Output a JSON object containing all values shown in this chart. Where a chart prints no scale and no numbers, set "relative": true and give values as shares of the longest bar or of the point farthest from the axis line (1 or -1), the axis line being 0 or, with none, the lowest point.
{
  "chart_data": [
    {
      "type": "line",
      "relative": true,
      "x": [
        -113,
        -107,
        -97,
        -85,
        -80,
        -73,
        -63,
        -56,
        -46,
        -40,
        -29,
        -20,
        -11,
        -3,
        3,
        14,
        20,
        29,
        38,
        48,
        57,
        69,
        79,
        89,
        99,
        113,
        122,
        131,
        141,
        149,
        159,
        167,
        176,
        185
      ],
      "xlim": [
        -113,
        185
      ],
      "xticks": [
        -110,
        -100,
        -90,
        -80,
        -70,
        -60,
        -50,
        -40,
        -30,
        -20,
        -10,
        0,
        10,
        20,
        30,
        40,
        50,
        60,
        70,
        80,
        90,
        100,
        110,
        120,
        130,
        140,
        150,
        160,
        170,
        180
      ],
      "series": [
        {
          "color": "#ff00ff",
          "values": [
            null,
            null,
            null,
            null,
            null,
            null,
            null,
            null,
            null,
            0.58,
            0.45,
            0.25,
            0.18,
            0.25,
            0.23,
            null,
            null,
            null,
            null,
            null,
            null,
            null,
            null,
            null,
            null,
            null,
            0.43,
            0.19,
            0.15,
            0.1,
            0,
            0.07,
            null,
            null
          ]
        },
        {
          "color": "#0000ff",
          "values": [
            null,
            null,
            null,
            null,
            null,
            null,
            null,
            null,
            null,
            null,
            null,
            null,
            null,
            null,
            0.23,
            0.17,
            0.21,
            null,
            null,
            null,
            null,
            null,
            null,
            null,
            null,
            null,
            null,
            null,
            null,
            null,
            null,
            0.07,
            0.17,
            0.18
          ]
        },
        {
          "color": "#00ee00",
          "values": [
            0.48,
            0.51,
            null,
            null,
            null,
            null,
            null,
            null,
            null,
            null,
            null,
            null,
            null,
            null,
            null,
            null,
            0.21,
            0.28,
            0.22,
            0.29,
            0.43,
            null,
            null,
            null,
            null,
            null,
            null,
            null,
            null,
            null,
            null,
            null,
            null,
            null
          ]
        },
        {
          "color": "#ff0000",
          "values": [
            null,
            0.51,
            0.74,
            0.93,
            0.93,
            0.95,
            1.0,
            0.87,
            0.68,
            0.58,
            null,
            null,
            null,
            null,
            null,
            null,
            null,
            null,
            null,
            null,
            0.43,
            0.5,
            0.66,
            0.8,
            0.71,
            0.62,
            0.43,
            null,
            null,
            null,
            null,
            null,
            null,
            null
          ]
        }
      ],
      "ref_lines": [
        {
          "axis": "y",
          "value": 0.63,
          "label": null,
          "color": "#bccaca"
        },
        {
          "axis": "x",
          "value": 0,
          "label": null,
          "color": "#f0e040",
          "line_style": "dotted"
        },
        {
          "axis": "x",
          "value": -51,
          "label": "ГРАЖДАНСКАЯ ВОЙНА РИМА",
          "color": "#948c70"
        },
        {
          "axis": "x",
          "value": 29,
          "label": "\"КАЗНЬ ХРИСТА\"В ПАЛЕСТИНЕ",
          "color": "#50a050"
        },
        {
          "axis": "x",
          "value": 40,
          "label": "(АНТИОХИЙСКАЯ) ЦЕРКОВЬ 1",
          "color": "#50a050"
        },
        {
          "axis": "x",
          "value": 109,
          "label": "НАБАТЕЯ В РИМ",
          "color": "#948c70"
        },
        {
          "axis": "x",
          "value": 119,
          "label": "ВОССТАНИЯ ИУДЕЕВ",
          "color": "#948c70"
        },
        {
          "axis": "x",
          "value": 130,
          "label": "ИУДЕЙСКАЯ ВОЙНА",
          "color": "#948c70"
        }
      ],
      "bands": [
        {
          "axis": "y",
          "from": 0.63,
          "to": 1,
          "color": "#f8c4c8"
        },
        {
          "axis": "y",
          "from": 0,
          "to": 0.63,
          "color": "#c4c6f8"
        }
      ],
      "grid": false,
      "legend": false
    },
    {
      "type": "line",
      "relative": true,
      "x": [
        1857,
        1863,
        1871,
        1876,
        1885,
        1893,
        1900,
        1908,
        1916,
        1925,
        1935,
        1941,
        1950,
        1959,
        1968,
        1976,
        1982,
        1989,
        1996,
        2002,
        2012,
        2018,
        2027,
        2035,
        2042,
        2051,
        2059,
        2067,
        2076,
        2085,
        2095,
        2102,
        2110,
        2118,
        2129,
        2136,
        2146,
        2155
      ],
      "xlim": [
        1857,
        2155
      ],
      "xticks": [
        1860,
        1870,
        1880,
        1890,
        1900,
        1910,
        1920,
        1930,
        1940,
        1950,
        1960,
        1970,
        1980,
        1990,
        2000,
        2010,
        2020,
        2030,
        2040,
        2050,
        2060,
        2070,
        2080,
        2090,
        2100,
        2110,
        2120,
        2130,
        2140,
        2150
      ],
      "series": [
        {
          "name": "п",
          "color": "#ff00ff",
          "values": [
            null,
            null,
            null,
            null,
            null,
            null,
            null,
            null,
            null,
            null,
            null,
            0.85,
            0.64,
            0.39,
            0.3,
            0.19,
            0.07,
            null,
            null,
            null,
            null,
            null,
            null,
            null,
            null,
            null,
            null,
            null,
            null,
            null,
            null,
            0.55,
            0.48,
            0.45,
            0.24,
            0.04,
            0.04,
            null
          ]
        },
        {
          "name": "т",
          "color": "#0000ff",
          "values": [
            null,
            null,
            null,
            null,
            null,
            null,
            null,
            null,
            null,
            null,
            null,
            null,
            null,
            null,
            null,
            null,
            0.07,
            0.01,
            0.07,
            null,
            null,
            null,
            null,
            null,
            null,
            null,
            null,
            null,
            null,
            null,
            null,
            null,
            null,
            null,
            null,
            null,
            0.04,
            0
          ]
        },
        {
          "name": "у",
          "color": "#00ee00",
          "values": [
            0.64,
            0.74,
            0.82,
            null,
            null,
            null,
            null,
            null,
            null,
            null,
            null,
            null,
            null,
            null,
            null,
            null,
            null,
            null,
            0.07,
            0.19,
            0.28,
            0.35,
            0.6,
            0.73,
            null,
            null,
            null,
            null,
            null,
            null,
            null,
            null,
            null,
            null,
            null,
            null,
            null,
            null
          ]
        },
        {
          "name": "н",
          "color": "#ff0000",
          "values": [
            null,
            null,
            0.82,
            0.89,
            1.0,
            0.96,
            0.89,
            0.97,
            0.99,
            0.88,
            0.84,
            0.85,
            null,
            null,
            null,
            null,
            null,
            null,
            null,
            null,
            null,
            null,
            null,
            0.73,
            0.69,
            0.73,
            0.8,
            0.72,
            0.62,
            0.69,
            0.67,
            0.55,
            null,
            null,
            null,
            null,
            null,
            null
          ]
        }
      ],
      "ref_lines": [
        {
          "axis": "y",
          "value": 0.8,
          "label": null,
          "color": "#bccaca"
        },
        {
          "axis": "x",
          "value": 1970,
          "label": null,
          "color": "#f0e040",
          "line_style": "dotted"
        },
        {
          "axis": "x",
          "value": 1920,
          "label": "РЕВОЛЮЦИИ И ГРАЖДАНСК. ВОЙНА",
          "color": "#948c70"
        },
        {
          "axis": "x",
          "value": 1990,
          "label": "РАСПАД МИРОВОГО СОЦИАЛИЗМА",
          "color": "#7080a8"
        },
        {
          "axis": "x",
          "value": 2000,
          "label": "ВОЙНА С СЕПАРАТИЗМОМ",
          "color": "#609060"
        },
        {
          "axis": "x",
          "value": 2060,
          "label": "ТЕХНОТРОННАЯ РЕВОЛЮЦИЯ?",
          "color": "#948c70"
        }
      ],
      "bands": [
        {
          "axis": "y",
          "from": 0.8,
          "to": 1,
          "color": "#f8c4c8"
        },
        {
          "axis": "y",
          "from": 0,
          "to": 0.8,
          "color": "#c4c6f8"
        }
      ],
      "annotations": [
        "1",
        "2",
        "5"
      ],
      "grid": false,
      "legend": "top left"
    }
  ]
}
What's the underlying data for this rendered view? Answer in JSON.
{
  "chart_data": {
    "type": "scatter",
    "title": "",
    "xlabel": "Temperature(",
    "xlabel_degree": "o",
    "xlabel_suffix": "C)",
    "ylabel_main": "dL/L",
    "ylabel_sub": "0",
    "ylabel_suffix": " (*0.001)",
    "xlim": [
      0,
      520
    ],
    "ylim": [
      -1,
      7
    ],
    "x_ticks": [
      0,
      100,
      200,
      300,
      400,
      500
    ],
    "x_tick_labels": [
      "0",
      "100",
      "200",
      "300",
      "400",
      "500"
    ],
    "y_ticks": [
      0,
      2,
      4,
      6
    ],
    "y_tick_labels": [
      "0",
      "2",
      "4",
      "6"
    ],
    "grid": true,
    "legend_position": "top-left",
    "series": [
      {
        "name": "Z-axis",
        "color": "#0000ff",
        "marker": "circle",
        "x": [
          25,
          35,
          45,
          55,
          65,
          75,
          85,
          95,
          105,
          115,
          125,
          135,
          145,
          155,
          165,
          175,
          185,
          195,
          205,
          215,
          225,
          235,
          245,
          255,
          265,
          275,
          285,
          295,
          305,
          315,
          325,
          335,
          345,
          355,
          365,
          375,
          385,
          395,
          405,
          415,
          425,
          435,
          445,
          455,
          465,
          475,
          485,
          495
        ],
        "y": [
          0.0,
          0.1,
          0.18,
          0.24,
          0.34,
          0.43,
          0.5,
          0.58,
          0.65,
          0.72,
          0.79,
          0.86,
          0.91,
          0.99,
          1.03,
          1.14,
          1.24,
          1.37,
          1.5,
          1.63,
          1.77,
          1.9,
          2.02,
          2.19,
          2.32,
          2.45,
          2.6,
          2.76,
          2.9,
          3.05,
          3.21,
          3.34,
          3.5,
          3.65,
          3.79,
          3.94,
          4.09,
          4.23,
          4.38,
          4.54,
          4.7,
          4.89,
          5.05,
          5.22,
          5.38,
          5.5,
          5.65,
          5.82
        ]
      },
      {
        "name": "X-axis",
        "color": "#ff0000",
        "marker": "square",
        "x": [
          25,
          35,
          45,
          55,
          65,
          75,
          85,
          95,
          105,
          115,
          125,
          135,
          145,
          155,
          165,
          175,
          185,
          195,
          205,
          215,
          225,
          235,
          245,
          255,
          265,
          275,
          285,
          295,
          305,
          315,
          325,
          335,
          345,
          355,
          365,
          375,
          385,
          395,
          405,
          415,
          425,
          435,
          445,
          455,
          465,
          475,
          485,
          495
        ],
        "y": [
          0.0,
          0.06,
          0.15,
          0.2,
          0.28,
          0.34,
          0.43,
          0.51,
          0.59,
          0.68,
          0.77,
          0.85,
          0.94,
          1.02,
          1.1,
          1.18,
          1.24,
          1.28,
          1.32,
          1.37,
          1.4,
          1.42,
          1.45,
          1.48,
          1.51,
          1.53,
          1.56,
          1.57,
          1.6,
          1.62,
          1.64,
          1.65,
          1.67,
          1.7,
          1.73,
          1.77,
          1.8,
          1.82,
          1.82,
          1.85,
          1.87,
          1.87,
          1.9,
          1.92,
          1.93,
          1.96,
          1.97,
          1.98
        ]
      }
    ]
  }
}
+++
What is being asked
Identify each line containing the string "name" and copy it out.

Expected output
          "name": "п",
          "name": "т",
          "name": "у",
          "name": "н",
        "name": "Z-axis",
        "name": "X-axis",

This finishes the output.